• [Data for the task]:

-*-

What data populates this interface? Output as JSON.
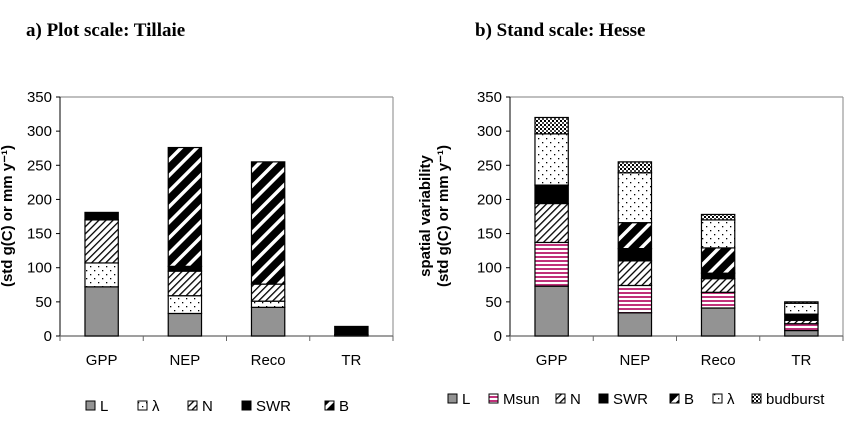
{
  "chart_data": [
    {
      "type": "bar",
      "stacked": true,
      "title": "a) Plot scale: Tillaie",
      "xlabel": "",
      "ylabel": "(std g(C) or mm y-1)",
      "ylim": [
        0,
        350
      ],
      "yticks": [
        0,
        50,
        100,
        150,
        200,
        250,
        300,
        350
      ],
      "categories": [
        "GPP",
        "NEP",
        "Reco",
        "TR"
      ],
      "legend_position": "bottom",
      "series": [
        {
          "name": "L",
          "pattern": "solid-gray",
          "values": [
            72,
            33,
            42,
            2
          ]
        },
        {
          "name": "λ",
          "pattern": "dots",
          "values": [
            35,
            26,
            9,
            0
          ]
        },
        {
          "name": "N",
          "pattern": "thin-diagonal",
          "values": [
            63,
            36,
            25,
            0
          ]
        },
        {
          "name": "SWR",
          "pattern": "solid-black",
          "values": [
            11,
            7,
            0,
            12
          ]
        },
        {
          "name": "B",
          "pattern": "wide-diagonal",
          "values": [
            0,
            174,
            179,
            0
          ]
        }
      ]
    },
    {
      "type": "bar",
      "stacked": true,
      "title": "b) Stand scale:  Hesse",
      "xlabel": "",
      "ylabel": "spatial variability (std g(C) or mm y-1)",
      "ylim": [
        0,
        350
      ],
      "yticks": [
        0,
        50,
        100,
        150,
        200,
        250,
        300,
        350
      ],
      "categories": [
        "GPP",
        "NEP",
        "Reco",
        "TR"
      ],
      "legend_position": "bottom",
      "series": [
        {
          "name": "L",
          "pattern": "solid-gray",
          "values": [
            73,
            34,
            41,
            8
          ]
        },
        {
          "name": "Msun",
          "pattern": "pink-horizontal",
          "values": [
            64,
            40,
            23,
            10
          ]
        },
        {
          "name": "N",
          "pattern": "thin-diagonal",
          "values": [
            57,
            36,
            20,
            5
          ]
        },
        {
          "name": "SWR",
          "pattern": "solid-black",
          "values": [
            27,
            18,
            8,
            9
          ]
        },
        {
          "name": "B",
          "pattern": "wide-diagonal",
          "values": [
            0,
            38,
            37,
            0
          ]
        },
        {
          "name": "λ",
          "pattern": "dots",
          "values": [
            75,
            73,
            41,
            16
          ]
        },
        {
          "name": "budburst",
          "pattern": "dense-dots",
          "values": [
            24,
            16,
            8,
            2
          ]
        }
      ]
    }
  ]
}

-*-

• [Direction]:
Skip the images and write out the rest of the listing exactly.

• [Expected answer]:
What data populates this interface? Output as JSON.
{
  "chart_data": [
    {
      "type": "bar",
      "stacked": true,
      "title": "a) Plot scale: Tillaie",
      "xlabel": "",
      "ylabel": "(std g(C) or mm y-1)",
      "ylim": [
        0,
        350
      ],
      "yticks": [
        0,
        50,
        100,
        150,
        200,
        250,
        300,
        350
      ],
      "categories": [
        "GPP",
        "NEP",
        "Reco",
        "TR"
      ],
      "legend_position": "bottom",
      "series": [
        {
          "name": "L",
          "pattern": "solid-gray",
          "values": [
            72,
            33,
            42,
            2
          ]
        },
        {
          "name": "λ",
          "pattern": "dots",
          "values": [
            35,
            26,
            9,
            0
          ]
        },
        {
          "name": "N",
          "pattern": "thin-diagonal",
          "values": [
            63,
            36,
            25,
            0
          ]
        },
        {
          "name": "SWR",
          "pattern": "solid-black",
          "values": [
            11,
            7,
            0,
            12
          ]
        },
        {
          "name": "B",
          "pattern": "wide-diagonal",
          "values": [
            0,
            174,
            179,
            0
          ]
        }
      ]
    },
    {
      "type": "bar",
      "stacked": true,
      "title": "b) Stand scale:  Hesse",
      "xlabel": "",
      "ylabel": "spatial variability (std g(C) or mm y-1)",
      "ylim": [
        0,
        350
      ],
      "yticks": [
        0,
        50,
        100,
        150,
        200,
        250,
        300,
        350
      ],
      "categories": [
        "GPP",
        "NEP",
        "Reco",
        "TR"
      ],
      "legend_position": "bottom",
      "series": [
        {
          "name": "L",
          "pattern": "solid-gray",
          "values": [
            73,
            34,
            41,
            8
          ]
        },
        {
          "name": "Msun",
          "pattern": "pink-horizontal",
          "values": [
            64,
            40,
            23,
            10
          ]
        },
        {
          "name": "N",
          "pattern": "thin-diagonal",
          "values": [
            57,
            36,
            20,
            5
          ]
        },
        {
          "name": "SWR",
          "pattern": "solid-black",
          "values": [
            27,
            18,
            8,
            9
          ]
        },
        {
          "name": "B",
          "pattern": "wide-diagonal",
          "values": [
            0,
            38,
            37,
            0
          ]
        },
        {
          "name": "λ",
          "pattern": "dots",
          "values": [
            75,
            73,
            41,
            16
          ]
        },
        {
          "name": "budburst",
          "pattern": "dense-dots",
          "values": [
            24,
            16,
            8,
            2
          ]
        }
      ]
    }
  ]
}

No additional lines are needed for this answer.